**WRITTEN EXERCISE**
All records below must be retyped exactly.

--------------------------------

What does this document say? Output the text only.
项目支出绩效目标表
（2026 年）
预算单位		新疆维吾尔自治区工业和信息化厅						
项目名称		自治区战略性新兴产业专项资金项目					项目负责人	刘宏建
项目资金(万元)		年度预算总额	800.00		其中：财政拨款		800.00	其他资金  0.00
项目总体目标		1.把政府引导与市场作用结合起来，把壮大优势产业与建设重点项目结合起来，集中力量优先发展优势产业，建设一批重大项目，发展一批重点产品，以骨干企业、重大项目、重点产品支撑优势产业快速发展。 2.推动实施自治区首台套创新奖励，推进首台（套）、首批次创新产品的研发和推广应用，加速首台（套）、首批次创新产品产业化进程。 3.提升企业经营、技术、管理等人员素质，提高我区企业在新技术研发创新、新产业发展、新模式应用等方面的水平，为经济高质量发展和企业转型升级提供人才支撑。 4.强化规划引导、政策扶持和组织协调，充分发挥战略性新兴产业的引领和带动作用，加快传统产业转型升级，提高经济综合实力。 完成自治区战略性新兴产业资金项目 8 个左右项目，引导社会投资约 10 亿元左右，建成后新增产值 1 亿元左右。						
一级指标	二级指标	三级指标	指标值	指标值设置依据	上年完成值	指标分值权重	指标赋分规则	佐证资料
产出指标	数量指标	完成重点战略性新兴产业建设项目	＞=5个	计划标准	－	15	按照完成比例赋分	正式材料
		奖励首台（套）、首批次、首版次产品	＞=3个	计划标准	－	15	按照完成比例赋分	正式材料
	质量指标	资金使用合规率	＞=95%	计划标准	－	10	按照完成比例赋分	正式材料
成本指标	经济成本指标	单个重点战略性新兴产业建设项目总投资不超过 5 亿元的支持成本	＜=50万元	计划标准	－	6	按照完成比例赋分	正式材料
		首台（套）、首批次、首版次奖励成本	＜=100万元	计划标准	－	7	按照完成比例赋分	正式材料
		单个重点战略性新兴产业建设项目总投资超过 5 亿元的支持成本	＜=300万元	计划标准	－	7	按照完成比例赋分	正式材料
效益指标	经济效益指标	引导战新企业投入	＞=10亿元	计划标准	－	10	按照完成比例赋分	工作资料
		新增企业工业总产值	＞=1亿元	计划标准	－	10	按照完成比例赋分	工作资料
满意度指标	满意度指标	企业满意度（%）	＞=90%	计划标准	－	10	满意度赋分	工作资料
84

--------------------------------

**WORKED ANSWER**
What does this document say? Output the text only.
项目支出绩效目标表
（2026 年）
预算单位		新疆维吾尔自治区工业和信息化厅						
项目名称		自治区战略性新兴产业专项资金项目					项目负责人	刘宏建
项目资金(万元)		年度预算总额	800.00		其中：财政拨款		800.00	其他资金  0.00
项目总体目标		1.把政府引导与市场作用结合起来，把壮大优势产业与建设重点项目结合起来，集中力量优先发展优势产业，建设一批重大项目，发展一批重点产品，以骨干企业、重大项目、重点产品支撑优势产业快速发展。 2.推动实施自治区首台套创新奖励，推进首台（套）、首批次创新产品的研发和推广应用，加速首台（套）、首批次创新产品产业化进程。 3.提升企业经营、技术、管理等人员素质，提高我区企业在新技术研发创新、新产业发展、新模式应用等方面的水平，为经济高质量发展和企业转型升级提供人才支撑。 4.强化规划引导、政策扶持和组织协调，充分发挥战略性新兴产业的引领和带动作用，加快传统产业转型升级，提高经济综合实力。 完成自治区战略性新兴产业资金项目 8 个左右项目，引导社会投资约 10 亿元左右，建成后新增产值 1 亿元左右。						
一级指标	二级指标	三级指标	指标值	指标值设置依据	上年完成值	指标分值权重	指标赋分规则	佐证资料
产出指标	数量指标	完成重点战略性新兴产业建设项目	＞=5个	计划标准	－	15	按照完成比例赋分	正式材料
		奖励首台（套）、首批次、首版次产品	＞=3个	计划标准	－	15	按照完成比例赋分	正式材料
	质量指标	资金使用合规率	＞=95%	计划标准	－	10	按照完成比例赋分	正式材料
成本指标	经济成本指标	单个重点战略性新兴产业建设项目总投资不超过 5 亿元的支持成本	＜=50万元	计划标准	－	6	按照完成比例赋分	正式材料
		首台（套）、首批次、首版次奖励成本	＜=100万元	计划标准	－	7	按照完成比例赋分	正式材料
		单个重点战略性新兴产业建设项目总投资超过 5 亿元的支持成本	＜=300万元	计划标准	－	7	按照完成比例赋分	正式材料
效益指标	经济效益指标	引导战新企业投入	＞=10亿元	计划标准	－	10	按照完成比例赋分	工作资料
		新增企业工业总产值	＞=1亿元	计划标准	－	10	按照完成比例赋分	工作资料
满意度指标	满意度指标	企业满意度（%）	＞=90%	计划标准	－	10	满意度赋分	工作资料
84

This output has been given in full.